## BEGIN DATA SUPPLIED
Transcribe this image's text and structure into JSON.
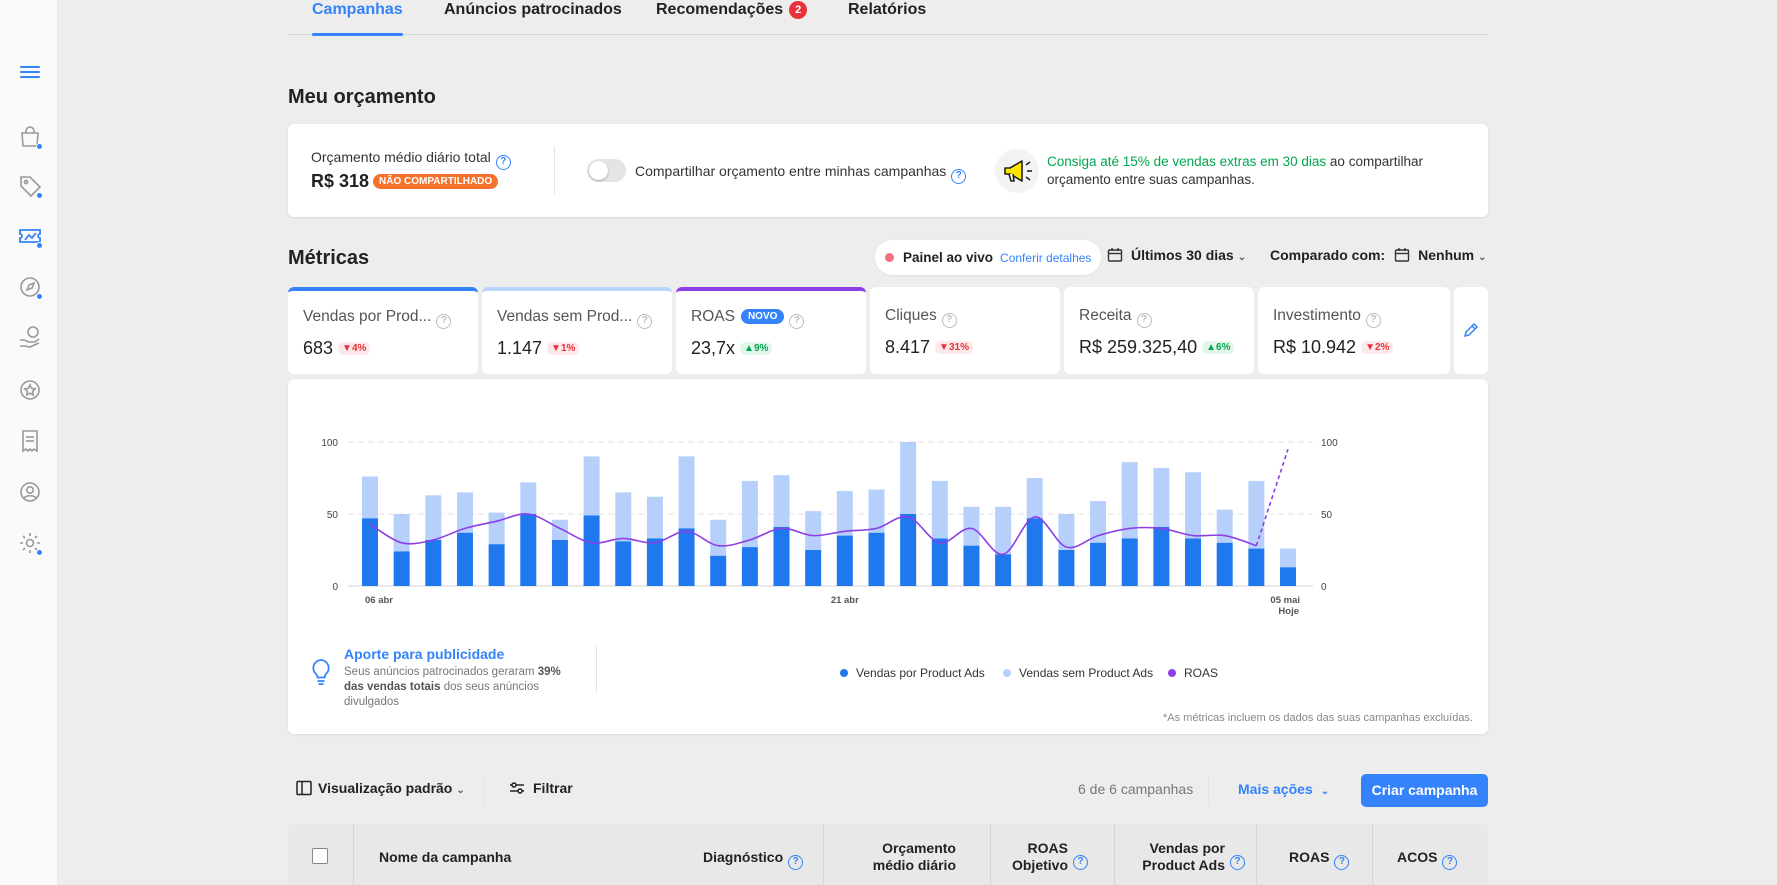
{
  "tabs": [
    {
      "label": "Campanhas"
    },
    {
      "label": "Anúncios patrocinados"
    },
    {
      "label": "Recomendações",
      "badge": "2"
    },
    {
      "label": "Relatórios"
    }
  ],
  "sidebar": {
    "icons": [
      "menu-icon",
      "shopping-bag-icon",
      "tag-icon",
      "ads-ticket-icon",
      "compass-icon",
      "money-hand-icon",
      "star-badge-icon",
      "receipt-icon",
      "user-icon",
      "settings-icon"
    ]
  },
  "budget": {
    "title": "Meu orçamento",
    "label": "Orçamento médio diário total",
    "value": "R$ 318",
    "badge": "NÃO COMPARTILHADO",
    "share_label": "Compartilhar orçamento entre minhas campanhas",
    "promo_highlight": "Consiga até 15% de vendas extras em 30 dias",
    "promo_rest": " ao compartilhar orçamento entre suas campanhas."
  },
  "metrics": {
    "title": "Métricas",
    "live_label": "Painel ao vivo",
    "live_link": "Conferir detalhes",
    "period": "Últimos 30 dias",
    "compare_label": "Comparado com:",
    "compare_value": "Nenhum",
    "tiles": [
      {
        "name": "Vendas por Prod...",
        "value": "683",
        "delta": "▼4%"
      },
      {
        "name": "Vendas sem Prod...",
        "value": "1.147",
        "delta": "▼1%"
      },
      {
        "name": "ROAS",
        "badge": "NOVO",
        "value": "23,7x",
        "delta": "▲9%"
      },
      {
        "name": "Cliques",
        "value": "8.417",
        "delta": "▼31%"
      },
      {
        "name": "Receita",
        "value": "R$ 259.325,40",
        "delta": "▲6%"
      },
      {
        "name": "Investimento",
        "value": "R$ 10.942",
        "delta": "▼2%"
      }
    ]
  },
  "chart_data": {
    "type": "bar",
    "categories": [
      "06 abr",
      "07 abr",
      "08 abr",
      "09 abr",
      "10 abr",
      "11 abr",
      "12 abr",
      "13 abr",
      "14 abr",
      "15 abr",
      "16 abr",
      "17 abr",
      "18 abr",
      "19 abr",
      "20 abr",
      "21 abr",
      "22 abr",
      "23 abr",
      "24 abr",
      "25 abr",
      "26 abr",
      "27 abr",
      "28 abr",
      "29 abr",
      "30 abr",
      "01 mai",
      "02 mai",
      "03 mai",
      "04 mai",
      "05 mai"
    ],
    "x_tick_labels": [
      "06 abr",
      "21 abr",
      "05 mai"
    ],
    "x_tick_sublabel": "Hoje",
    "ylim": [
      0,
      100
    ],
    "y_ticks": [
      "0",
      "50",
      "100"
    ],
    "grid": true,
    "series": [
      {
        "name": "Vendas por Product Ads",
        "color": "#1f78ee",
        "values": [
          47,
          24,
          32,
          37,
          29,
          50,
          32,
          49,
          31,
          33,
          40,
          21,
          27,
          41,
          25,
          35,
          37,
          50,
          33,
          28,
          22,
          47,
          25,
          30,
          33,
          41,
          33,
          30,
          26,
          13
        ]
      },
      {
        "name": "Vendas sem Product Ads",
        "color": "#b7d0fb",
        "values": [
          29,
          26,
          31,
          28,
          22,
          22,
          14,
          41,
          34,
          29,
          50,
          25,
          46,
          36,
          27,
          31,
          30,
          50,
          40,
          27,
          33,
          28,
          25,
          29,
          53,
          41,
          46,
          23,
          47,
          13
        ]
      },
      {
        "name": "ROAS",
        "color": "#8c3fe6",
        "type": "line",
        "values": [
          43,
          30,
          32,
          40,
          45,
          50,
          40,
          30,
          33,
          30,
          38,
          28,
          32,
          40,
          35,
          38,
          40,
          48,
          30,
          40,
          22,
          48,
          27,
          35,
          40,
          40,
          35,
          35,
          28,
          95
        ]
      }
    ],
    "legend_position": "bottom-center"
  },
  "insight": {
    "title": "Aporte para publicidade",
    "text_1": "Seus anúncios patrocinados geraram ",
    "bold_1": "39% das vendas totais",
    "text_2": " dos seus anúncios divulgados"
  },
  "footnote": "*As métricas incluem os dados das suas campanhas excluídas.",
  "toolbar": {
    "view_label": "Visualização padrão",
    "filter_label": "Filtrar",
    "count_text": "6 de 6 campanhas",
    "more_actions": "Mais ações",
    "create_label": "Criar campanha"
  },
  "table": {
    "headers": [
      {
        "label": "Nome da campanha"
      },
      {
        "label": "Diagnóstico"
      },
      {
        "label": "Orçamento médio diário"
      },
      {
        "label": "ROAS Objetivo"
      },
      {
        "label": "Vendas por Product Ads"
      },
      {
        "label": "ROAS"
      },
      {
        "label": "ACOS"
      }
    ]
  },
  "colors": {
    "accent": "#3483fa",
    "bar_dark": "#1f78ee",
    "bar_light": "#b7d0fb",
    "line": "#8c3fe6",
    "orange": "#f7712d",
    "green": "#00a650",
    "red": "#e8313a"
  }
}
## END DATA SUPPLIED
* _WHAT YOU HAVE TO DO_
Set the pictures aside and transcribe the data above exactly.

* _RESPONSE FOR THIS EXERCISE_
Transcribe this image's text and structure into JSON.
{
  "tabs": [
    {
      "label": "Campanhas"
    },
    {
      "label": "Anúncios patrocinados"
    },
    {
      "label": "Recomendações",
      "badge": "2"
    },
    {
      "label": "Relatórios"
    }
  ],
  "sidebar": {
    "icons": [
      "menu-icon",
      "shopping-bag-icon",
      "tag-icon",
      "ads-ticket-icon",
      "compass-icon",
      "money-hand-icon",
      "star-badge-icon",
      "receipt-icon",
      "user-icon",
      "settings-icon"
    ]
  },
  "budget": {
    "title": "Meu orçamento",
    "label": "Orçamento médio diário total",
    "value": "R$ 318",
    "badge": "NÃO COMPARTILHADO",
    "share_label": "Compartilhar orçamento entre minhas campanhas",
    "promo_highlight": "Consiga até 15% de vendas extras em 30 dias",
    "promo_rest": " ao compartilhar orçamento entre suas campanhas."
  },
  "metrics": {
    "title": "Métricas",
    "live_label": "Painel ao vivo",
    "live_link": "Conferir detalhes",
    "period": "Últimos 30 dias",
    "compare_label": "Comparado com:",
    "compare_value": "Nenhum",
    "tiles": [
      {
        "name": "Vendas por Prod...",
        "value": "683",
        "delta": "▼4%"
      },
      {
        "name": "Vendas sem Prod...",
        "value": "1.147",
        "delta": "▼1%"
      },
      {
        "name": "ROAS",
        "badge": "NOVO",
        "value": "23,7x",
        "delta": "▲9%"
      },
      {
        "name": "Cliques",
        "value": "8.417",
        "delta": "▼31%"
      },
      {
        "name": "Receita",
        "value": "R$ 259.325,40",
        "delta": "▲6%"
      },
      {
        "name": "Investimento",
        "value": "R$ 10.942",
        "delta": "▼2%"
      }
    ]
  },
  "chart_data": {
    "type": "bar",
    "categories": [
      "06 abr",
      "07 abr",
      "08 abr",
      "09 abr",
      "10 abr",
      "11 abr",
      "12 abr",
      "13 abr",
      "14 abr",
      "15 abr",
      "16 abr",
      "17 abr",
      "18 abr",
      "19 abr",
      "20 abr",
      "21 abr",
      "22 abr",
      "23 abr",
      "24 abr",
      "25 abr",
      "26 abr",
      "27 abr",
      "28 abr",
      "29 abr",
      "30 abr",
      "01 mai",
      "02 mai",
      "03 mai",
      "04 mai",
      "05 mai"
    ],
    "x_tick_labels": [
      "06 abr",
      "21 abr",
      "05 mai"
    ],
    "x_tick_sublabel": "Hoje",
    "ylim": [
      0,
      100
    ],
    "y_ticks": [
      "0",
      "50",
      "100"
    ],
    "grid": true,
    "series": [
      {
        "name": "Vendas por Product Ads",
        "color": "#1f78ee",
        "values": [
          47,
          24,
          32,
          37,
          29,
          50,
          32,
          49,
          31,
          33,
          40,
          21,
          27,
          41,
          25,
          35,
          37,
          50,
          33,
          28,
          22,
          47,
          25,
          30,
          33,
          41,
          33,
          30,
          26,
          13
        ]
      },
      {
        "name": "Vendas sem Product Ads",
        "color": "#b7d0fb",
        "values": [
          29,
          26,
          31,
          28,
          22,
          22,
          14,
          41,
          34,
          29,
          50,
          25,
          46,
          36,
          27,
          31,
          30,
          50,
          40,
          27,
          33,
          28,
          25,
          29,
          53,
          41,
          46,
          23,
          47,
          13
        ]
      },
      {
        "name": "ROAS",
        "color": "#8c3fe6",
        "type": "line",
        "values": [
          43,
          30,
          32,
          40,
          45,
          50,
          40,
          30,
          33,
          30,
          38,
          28,
          32,
          40,
          35,
          38,
          40,
          48,
          30,
          40,
          22,
          48,
          27,
          35,
          40,
          40,
          35,
          35,
          28,
          95
        ]
      }
    ],
    "legend_position": "bottom-center"
  },
  "insight": {
    "title": "Aporte para publicidade",
    "text_1": "Seus anúncios patrocinados geraram ",
    "bold_1": "39% das vendas totais",
    "text_2": " dos seus anúncios divulgados"
  },
  "footnote": "*As métricas incluem os dados das suas campanhas excluídas.",
  "toolbar": {
    "view_label": "Visualização padrão",
    "filter_label": "Filtrar",
    "count_text": "6 de 6 campanhas",
    "more_actions": "Mais ações",
    "create_label": "Criar campanha"
  },
  "table": {
    "headers": [
      {
        "label": "Nome da campanha"
      },
      {
        "label": "Diagnóstico"
      },
      {
        "label": "Orçamento médio diário"
      },
      {
        "label": "ROAS Objetivo"
      },
      {
        "label": "Vendas por Product Ads"
      },
      {
        "label": "ROAS"
      },
      {
        "label": "ACOS"
      }
    ]
  },
  "colors": {
    "accent": "#3483fa",
    "bar_dark": "#1f78ee",
    "bar_light": "#b7d0fb",
    "line": "#8c3fe6",
    "orange": "#f7712d",
    "green": "#00a650",
    "red": "#e8313a"
  }
}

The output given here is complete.